■ What you are asked to do
Return all of the data exactly as written, without the pictures.

(Items from a data source)
════════════════════
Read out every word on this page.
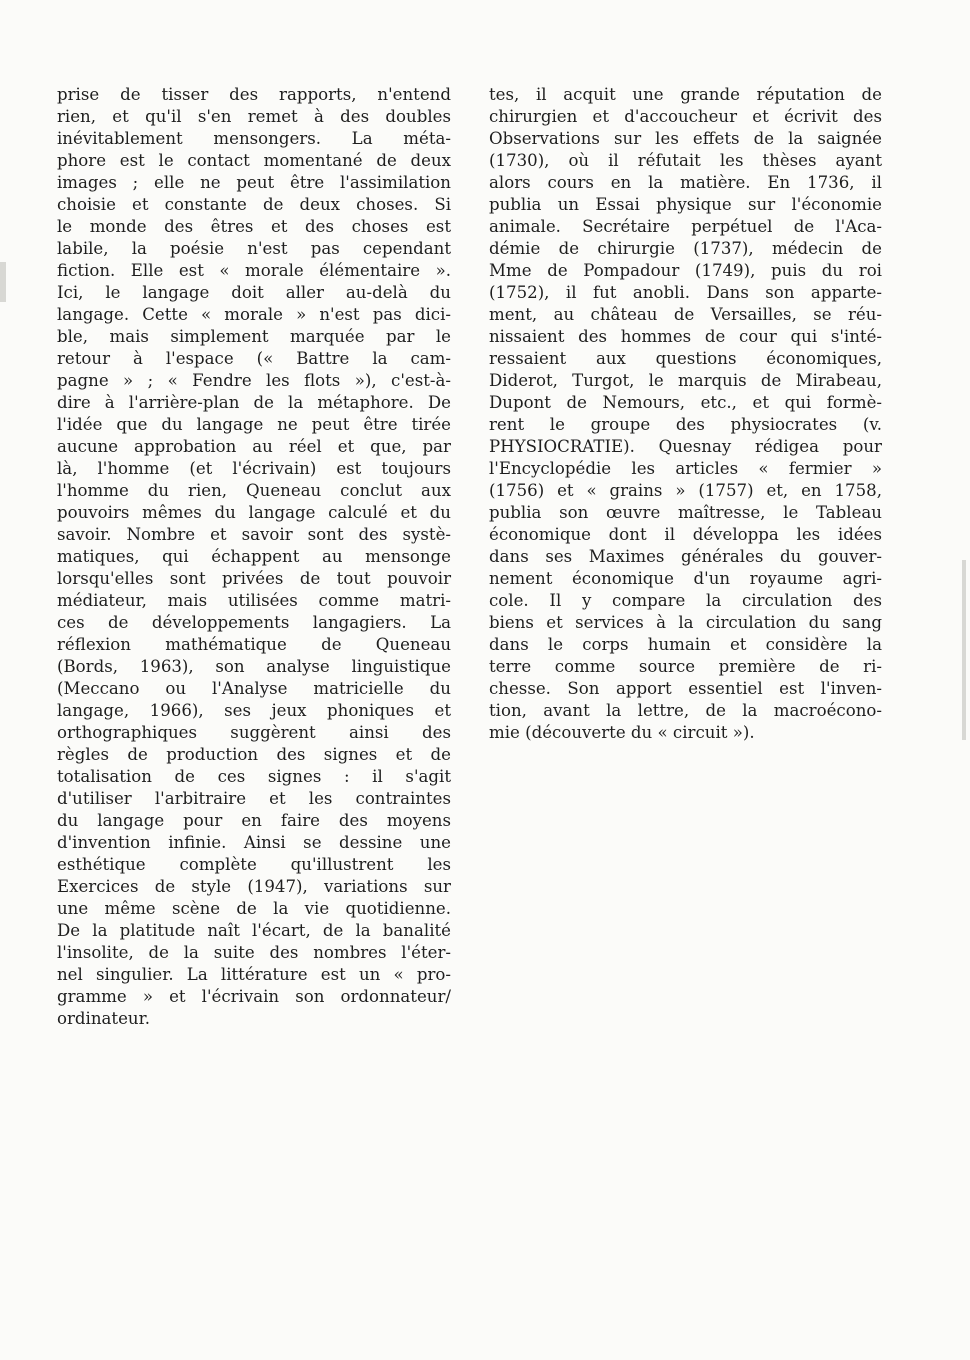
prise de tisser des rapports, n'entend
rien, et qu'il s'en remet à des doubles
inévitablement mensongers. La méta-
phore est le contact momentané de deux
images ; elle ne peut être l'assimilation
choisie et constante de deux choses. Si
le monde des êtres et des choses est
labile, la poésie n'est pas cependant
fiction. Elle est « morale élémentaire ».
Ici, le langage doit aller au-delà du
langage. Cette « morale » n'est pas dici-
ble, mais simplement marquée par le
retour à l'espace (« Battre la cam-
pagne » ; « Fendre les flots »), c'est-à-
dire à l'arrière-plan de la métaphore. De
l'idée que du langage ne peut être tirée
aucune approbation au réel et que, par
là, l'homme (et l'écrivain) est toujours
l'homme du rien, Queneau conclut aux
pouvoirs mêmes du langage calculé et du
savoir. Nombre et savoir sont des systè-
matiques, qui échappent au mensonge
lorsqu'elles sont privées de tout pouvoir
médiateur, mais utilisées comme matri-
ces de développements langagiers. La
réflexion mathématique de Queneau
(Bords, 1963), son analyse linguistique
(Meccano ou l'Analyse matricielle du
langage, 1966), ses jeux phoniques et
orthographiques suggèrent ainsi des
règles de production des signes et de
totalisation de ces signes : il s'agit
d'utiliser l'arbitraire et les contraintes
du langage pour en faire des moyens
d'invention infinie. Ainsi se dessine une
esthétique complète qu'illustrent les
Exercices de style (1947), variations sur
une même scène de la vie quotidienne.
De la platitude naît l'écart, de la banalité
l'insolite, de la suite des nombres l'éter-
nel singulier. La littérature est un « pro-
gramme » et l'écrivain son ordonnateur/
ordinateur.
tes, il acquit une grande réputation de
chirurgien et d'accoucheur et écrivit des
Observations sur les effets de la saignée
(1730), où il réfutait les thèses ayant
alors cours en la matière. En 1736, il
publia un Essai physique sur l'économie
animale. Secrétaire perpétuel de l'Aca-
démie de chirurgie (1737), médecin de
Mme de Pompadour (1749), puis du roi
(1752), il fut anobli. Dans son apparte-
ment, au château de Versailles, se réu-
nissaient des hommes de cour qui s'inté-
ressaient aux questions économiques,
Diderot, Turgot, le marquis de Mirabeau,
Dupont de Nemours, etc., et qui formè-
rent le groupe des physiocrates (v.
PHYSIOCRATIE). Quesnay rédigea pour
l'Encyclopédie les articles « fermier »
(1756) et « grains » (1757) et, en 1758,
publia son œuvre maîtresse, le Tableau
économique dont il développa les idées
dans ses Maximes générales du gouver-
nement économique d'un royaume agri-
cole. Il y compare la circulation des
biens et services à la circulation du sang
dans le corps humain et considère la
terre comme source première de ri-
chesse. Son apport essentiel est l'inven-
tion, avant la lettre, de la macroécono-
mie (découverte du « circuit »).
════════════════════
■ The output
Read out every word on this page.
prise de tisser des rapports, n'entend
rien, et qu'il s'en remet à des doubles
inévitablement mensongers. La méta-
phore est le contact momentané de deux
images ; elle ne peut être l'assimilation
choisie et constante de deux choses. Si
le monde des êtres et des choses est
labile, la poésie n'est pas cependant
fiction. Elle est « morale élémentaire ».
Ici, le langage doit aller au-delà du
langage. Cette « morale » n'est pas dici-
ble, mais simplement marquée par le
retour à l'espace (« Battre la cam-
pagne » ; « Fendre les flots »), c'est-à-
dire à l'arrière-plan de la métaphore. De
l'idée que du langage ne peut être tirée
aucune approbation au réel et que, par
là, l'homme (et l'écrivain) est toujours
l'homme du rien, Queneau conclut aux
pouvoirs mêmes du langage calculé et du
savoir. Nombre et savoir sont des systè-
matiques, qui échappent au mensonge
lorsqu'elles sont privées de tout pouvoir
médiateur, mais utilisées comme matri-
ces de développements langagiers. La
réflexion mathématique de Queneau
(Bords, 1963), son analyse linguistique
(Meccano ou l'Analyse matricielle du
langage, 1966), ses jeux phoniques et
orthographiques suggèrent ainsi des
règles de production des signes et de
totalisation de ces signes : il s'agit
d'utiliser l'arbitraire et les contraintes
du langage pour en faire des moyens
d'invention infinie. Ainsi se dessine une
esthétique complète qu'illustrent les
Exercices de style (1947), variations sur
une même scène de la vie quotidienne.
De la platitude naît l'écart, de la banalité
l'insolite, de la suite des nombres l'éter-
nel singulier. La littérature est un « pro-
gramme » et l'écrivain son ordonnateur/
ordinateur.
tes, il acquit une grande réputation de
chirurgien et d'accoucheur et écrivit des
Observations sur les effets de la saignée
(1730), où il réfutait les thèses ayant
alors cours en la matière. En 1736, il
publia un Essai physique sur l'économie
animale. Secrétaire perpétuel de l'Aca-
démie de chirurgie (1737), médecin de
Mme de Pompadour (1749), puis du roi
(1752), il fut anobli. Dans son apparte-
ment, au château de Versailles, se réu-
nissaient des hommes de cour qui s'inté-
ressaient aux questions économiques,
Diderot, Turgot, le marquis de Mirabeau,
Dupont de Nemours, etc., et qui formè-
rent le groupe des physiocrates (v.
PHYSIOCRATIE). Quesnay rédigea pour
l'Encyclopédie les articles « fermier »
(1756) et « grains » (1757) et, en 1758,
publia son œuvre maîtresse, le Tableau
économique dont il développa les idées
dans ses Maximes générales du gouver-
nement économique d'un royaume agri-
cole. Il y compare la circulation des
biens et services à la circulation du sang
dans le corps humain et considère la
terre comme source première de ri-
chesse. Son apport essentiel est l'inven-
tion, avant la lettre, de la macroécono-
mie (découverte du « circuit »).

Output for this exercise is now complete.